[Saved entries]
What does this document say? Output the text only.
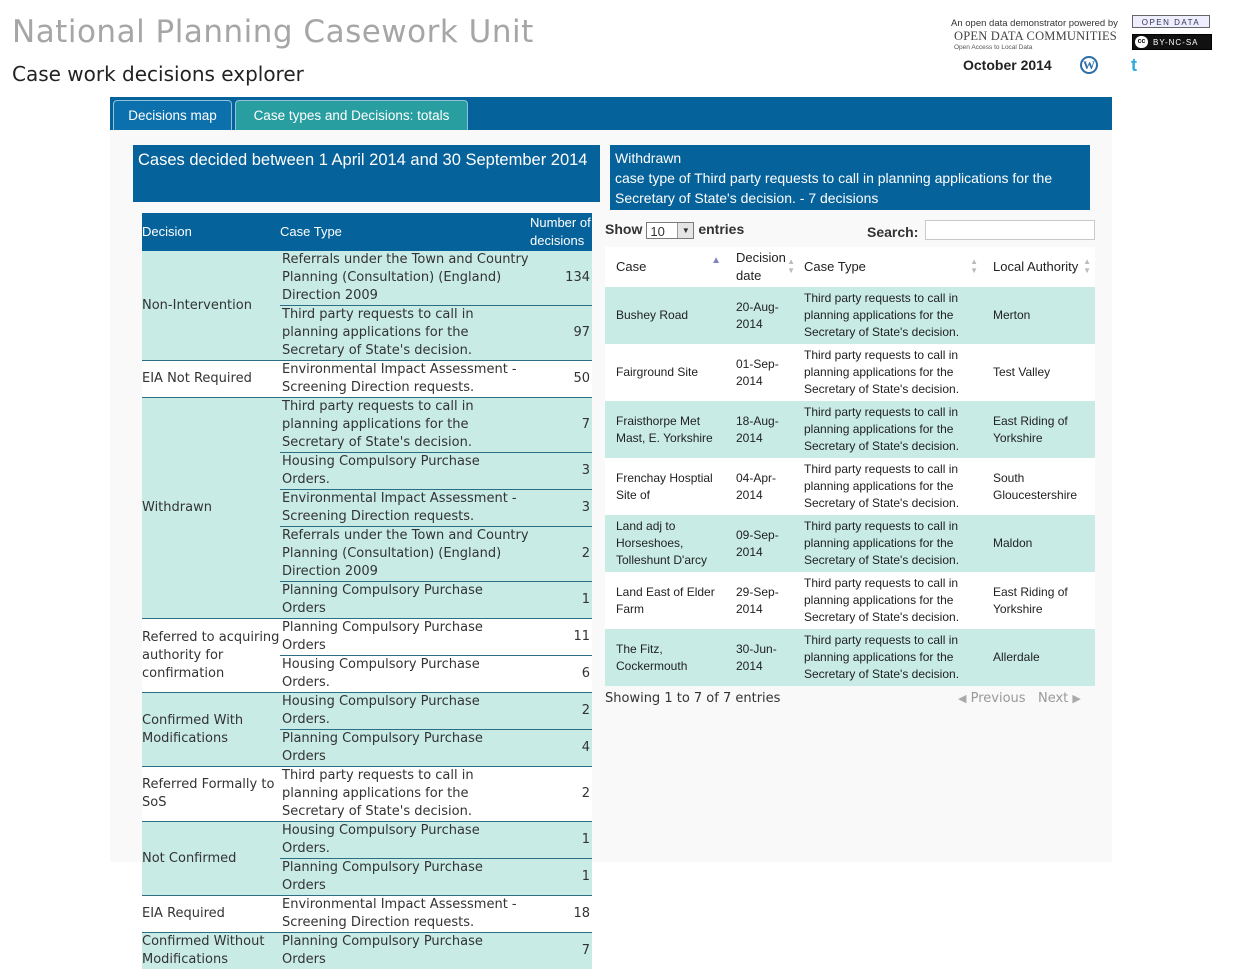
National Planning Casework Unit
Case work decisions explorer
An open data demonstrator powered by
OPEN DATA COMMUNITIES
Open Access to Local Data
OPEN DATA
cc BY-NC-SA
October 2014	W t
Decisions map	Case types and Decisions: totals
Cases decided between 1 April 2014 and 30 September 2014
Decision	Case Type	Number of decisions
Non-Intervention	Referrals under the Town and Country Planning (Consultation) (England) Direction 2009	134
	Third party requests to call in planning applications for the Secretary of State's decision.	97
EIA Not Required	Environmental Impact Assessment - Screening Direction requests.	50
Withdrawn	Third party requests to call in planning applications for the Secretary of State's decision.	7
	Housing Compulsory Purchase Orders.	3
	Environmental Impact Assessment - Screening Direction requests.	3
	Referrals under the Town and Country Planning (Consultation) (England) Direction 2009	2
	Planning Compulsory Purchase Orders	1
Referred to acquiring authority for confirmation	Planning Compulsory Purchase Orders	11
	Housing Compulsory Purchase Orders.	6
Confirmed With Modifications	Housing Compulsory Purchase Orders.	2
	Planning Compulsory Purchase Orders	4
Referred Formally to SoS	Third party requests to call in planning applications for the Secretary of State's decision.	2
Not Confirmed	Housing Compulsory Purchase Orders.	1
	Planning Compulsory Purchase Orders	1
EIA Required	Environmental Impact Assessment - Screening Direction requests.	18
Confirmed Without Modifications	Planning Compulsory Purchase Orders	7
Withdrawn
case type of Third party requests to call in planning applications for the Secretary of State's decision. - 7 decisions
Show 10	▼ entries	Search:
Case ▲	Decision date
▲
▼	Case Type ▲
▼	Local Authority ▲
▼

Bushey Road	20-Aug-2014	Third party requests to call in planning applications for the Secretary of State's decision.	Merton
Fairground Site	01-Sep-2014	Third party requests to call in planning applications for the Secretary of State's decision.	Test Valley
Fraisthorpe Met Mast, E. Yorkshire	18-Aug-2014	Third party requests to call in planning applications for the Secretary of State's decision.	East Riding of Yorkshire
Frenchay Hosptial Site of	04-Apr-2014	Third party requests to call in planning applications for the Secretary of State's decision.	South Gloucestershire
Land adj to Horseshoes, Tolleshunt D'arcy	09-Sep-2014	Third party requests to call in planning applications for the Secretary of State's decision.	Maldon
Land East of Elder Farm	29-Sep-2014	Third party requests to call in planning applications for the Secretary of State's decision.	East Riding of Yorkshire
The Fitz, Cockermouth	30-Jun-2014	Third party requests to call in planning applications for the Secretary of State's decision.	Allerdale
Showing 1 to 7 of 7 entries	◀ Previous Next ▶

> WORK REQUIRED: Scan the material above. Return every line containing the string "Modifications".

> COMPLETE OUTPUT:
Confirmed With Modifications	Housing Compulsory Purchase Orders.	2
Confirmed Without Modifications	Planning Compulsory Purchase Orders	7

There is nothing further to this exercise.